**Stated goal**
In the entries that follow, find the word "JSON" and report each line it is on.

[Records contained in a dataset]
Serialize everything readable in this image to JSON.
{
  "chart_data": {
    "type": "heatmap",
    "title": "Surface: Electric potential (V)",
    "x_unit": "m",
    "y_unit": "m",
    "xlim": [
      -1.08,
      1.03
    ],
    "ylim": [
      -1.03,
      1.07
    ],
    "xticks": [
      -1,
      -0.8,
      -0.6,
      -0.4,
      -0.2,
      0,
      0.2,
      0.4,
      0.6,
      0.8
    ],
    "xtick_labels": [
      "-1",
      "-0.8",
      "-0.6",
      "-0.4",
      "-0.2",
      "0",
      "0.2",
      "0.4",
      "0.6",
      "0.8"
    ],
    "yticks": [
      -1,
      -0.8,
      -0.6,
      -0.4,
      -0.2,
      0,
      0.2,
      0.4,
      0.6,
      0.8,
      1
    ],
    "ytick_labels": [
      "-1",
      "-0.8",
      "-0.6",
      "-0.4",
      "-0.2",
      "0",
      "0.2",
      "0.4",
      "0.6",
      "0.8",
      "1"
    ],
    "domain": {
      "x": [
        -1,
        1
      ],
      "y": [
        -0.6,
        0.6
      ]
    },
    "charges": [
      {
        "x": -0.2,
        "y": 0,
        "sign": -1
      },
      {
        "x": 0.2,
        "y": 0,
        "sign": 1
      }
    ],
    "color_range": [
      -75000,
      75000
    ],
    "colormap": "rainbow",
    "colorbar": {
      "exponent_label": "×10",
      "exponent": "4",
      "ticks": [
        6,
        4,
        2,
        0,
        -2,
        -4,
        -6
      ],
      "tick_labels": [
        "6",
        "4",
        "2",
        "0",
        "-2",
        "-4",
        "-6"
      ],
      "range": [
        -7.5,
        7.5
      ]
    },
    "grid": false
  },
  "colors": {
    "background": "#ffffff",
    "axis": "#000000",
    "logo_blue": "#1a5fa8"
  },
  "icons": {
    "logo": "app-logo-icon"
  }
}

---

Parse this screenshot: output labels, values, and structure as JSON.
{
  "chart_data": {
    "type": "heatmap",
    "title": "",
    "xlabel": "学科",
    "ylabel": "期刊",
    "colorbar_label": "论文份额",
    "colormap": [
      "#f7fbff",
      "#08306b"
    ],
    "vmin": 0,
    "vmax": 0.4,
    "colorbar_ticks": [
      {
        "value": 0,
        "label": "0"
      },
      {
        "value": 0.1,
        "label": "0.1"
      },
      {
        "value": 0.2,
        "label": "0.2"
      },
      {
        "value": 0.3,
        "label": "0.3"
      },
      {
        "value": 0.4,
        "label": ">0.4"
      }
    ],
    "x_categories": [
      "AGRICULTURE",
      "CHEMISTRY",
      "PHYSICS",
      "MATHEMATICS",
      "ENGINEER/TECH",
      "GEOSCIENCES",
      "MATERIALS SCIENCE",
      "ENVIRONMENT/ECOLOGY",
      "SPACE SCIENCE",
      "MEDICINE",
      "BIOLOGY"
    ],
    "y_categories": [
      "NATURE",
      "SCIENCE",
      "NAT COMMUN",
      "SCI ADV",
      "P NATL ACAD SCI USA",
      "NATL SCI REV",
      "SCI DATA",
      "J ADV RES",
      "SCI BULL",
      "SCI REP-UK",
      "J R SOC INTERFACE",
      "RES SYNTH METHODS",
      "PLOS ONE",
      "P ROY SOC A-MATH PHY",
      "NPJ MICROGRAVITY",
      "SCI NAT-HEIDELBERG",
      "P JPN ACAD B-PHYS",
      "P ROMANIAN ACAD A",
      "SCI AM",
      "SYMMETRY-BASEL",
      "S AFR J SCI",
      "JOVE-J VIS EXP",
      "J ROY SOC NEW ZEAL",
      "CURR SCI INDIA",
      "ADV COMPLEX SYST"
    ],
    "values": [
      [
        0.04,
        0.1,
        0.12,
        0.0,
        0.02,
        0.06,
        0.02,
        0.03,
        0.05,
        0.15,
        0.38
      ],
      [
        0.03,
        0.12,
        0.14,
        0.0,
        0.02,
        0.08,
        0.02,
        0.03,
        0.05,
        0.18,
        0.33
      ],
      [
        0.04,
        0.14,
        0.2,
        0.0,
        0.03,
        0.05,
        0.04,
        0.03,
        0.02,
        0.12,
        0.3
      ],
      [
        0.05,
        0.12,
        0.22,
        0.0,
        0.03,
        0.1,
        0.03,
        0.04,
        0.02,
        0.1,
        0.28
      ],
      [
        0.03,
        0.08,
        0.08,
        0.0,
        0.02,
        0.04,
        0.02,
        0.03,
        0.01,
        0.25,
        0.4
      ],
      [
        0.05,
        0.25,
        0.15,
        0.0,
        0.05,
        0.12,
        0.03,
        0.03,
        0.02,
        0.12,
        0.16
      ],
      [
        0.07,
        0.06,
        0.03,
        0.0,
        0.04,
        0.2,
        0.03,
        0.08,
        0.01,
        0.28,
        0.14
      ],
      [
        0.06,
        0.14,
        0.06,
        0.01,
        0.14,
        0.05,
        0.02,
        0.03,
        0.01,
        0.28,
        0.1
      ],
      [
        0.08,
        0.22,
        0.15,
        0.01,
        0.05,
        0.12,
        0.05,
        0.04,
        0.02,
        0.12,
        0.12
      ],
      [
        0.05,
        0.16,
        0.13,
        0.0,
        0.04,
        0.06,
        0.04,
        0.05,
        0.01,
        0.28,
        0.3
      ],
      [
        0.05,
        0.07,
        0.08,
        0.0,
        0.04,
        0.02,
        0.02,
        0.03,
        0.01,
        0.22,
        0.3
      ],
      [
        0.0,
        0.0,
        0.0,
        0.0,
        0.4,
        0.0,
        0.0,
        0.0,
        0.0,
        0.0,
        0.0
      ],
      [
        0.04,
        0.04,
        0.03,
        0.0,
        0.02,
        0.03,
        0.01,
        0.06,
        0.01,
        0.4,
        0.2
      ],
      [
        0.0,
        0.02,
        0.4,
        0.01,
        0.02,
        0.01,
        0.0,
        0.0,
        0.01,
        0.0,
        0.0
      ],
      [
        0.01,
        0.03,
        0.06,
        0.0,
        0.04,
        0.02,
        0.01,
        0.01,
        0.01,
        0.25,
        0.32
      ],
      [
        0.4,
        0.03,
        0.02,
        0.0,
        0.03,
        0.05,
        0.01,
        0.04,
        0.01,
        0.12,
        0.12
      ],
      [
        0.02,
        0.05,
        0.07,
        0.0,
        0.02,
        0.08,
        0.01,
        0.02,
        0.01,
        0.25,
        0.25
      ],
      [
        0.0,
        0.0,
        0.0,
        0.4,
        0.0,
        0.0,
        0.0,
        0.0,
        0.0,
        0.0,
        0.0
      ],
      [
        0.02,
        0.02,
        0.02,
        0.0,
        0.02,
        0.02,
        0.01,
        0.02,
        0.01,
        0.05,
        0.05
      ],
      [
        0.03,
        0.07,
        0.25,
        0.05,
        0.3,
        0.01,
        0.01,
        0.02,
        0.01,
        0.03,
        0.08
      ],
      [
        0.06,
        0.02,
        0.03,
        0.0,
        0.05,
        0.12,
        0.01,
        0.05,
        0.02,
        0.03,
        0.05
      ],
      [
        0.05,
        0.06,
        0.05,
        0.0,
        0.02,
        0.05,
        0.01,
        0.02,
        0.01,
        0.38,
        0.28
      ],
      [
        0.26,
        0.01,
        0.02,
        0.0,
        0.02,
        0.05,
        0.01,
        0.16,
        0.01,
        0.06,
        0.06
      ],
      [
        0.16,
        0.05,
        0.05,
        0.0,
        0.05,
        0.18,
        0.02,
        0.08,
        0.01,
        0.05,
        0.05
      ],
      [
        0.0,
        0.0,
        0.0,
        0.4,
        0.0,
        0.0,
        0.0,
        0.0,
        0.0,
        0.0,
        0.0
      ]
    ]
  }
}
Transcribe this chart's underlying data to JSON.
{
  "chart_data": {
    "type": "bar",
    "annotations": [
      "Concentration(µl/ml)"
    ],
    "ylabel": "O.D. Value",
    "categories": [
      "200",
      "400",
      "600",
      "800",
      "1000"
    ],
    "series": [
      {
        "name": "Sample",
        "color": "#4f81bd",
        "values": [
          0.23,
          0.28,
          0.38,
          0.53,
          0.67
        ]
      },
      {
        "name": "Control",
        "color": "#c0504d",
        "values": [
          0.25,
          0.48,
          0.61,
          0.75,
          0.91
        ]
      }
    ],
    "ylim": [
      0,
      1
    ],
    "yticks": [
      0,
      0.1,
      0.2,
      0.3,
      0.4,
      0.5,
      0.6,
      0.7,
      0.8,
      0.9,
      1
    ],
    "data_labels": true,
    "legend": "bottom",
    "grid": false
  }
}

**Full output**
Serialize everything readable in this image to JSON.
Parse this screenshot: output labels, values, and structure as JSON.
Transcribe this chart's underlying data to JSON.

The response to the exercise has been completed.